* [PROBLEM STATEMENT]
List all lines of the data that include the string "быть".

* [DATA]
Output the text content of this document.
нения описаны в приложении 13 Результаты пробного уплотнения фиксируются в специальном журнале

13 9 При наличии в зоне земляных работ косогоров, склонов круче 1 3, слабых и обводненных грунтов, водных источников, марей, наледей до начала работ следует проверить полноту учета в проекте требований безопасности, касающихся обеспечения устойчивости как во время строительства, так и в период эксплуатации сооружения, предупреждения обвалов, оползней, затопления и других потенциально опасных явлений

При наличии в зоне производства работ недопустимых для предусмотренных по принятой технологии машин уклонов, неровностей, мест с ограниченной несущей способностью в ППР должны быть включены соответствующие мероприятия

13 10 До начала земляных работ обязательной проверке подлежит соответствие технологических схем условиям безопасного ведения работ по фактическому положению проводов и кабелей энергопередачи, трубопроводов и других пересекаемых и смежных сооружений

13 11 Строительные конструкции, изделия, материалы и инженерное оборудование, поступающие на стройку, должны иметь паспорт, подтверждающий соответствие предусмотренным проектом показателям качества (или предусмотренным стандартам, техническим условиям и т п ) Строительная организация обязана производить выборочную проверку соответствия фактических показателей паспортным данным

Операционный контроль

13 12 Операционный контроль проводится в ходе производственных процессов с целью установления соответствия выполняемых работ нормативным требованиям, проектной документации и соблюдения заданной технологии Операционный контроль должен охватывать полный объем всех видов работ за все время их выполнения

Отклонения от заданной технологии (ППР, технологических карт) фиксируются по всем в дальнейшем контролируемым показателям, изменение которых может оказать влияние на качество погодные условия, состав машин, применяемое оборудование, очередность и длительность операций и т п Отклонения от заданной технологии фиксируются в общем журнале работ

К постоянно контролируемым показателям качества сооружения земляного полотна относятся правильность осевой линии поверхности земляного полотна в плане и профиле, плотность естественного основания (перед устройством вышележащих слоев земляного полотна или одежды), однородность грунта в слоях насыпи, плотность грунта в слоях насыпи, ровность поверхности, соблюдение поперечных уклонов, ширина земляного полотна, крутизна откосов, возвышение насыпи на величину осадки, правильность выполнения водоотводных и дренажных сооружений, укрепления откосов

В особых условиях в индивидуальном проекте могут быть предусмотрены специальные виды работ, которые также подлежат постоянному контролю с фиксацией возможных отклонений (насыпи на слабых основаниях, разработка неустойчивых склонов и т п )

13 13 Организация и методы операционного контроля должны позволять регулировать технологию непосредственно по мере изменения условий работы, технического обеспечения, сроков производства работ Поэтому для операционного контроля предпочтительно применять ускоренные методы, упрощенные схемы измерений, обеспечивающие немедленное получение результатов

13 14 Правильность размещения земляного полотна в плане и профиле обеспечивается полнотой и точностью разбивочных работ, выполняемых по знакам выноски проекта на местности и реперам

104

* [WRITTEN REPLY]
При наличии в зоне производства работ недопустимых для предусмотренных по принятой технологии машин уклонов, неровностей, мест с ограниченной несущей способностью в ППР должны быть включены соответствующие мероприятия
В особых условиях в индивидуальном проекте могут быть предусмотрены специальные виды работ, которые также подлежат постоянному контролю с фиксацией возможных отклонений (насыпи на слабых основаниях, разработка неустойчивых склонов и т п )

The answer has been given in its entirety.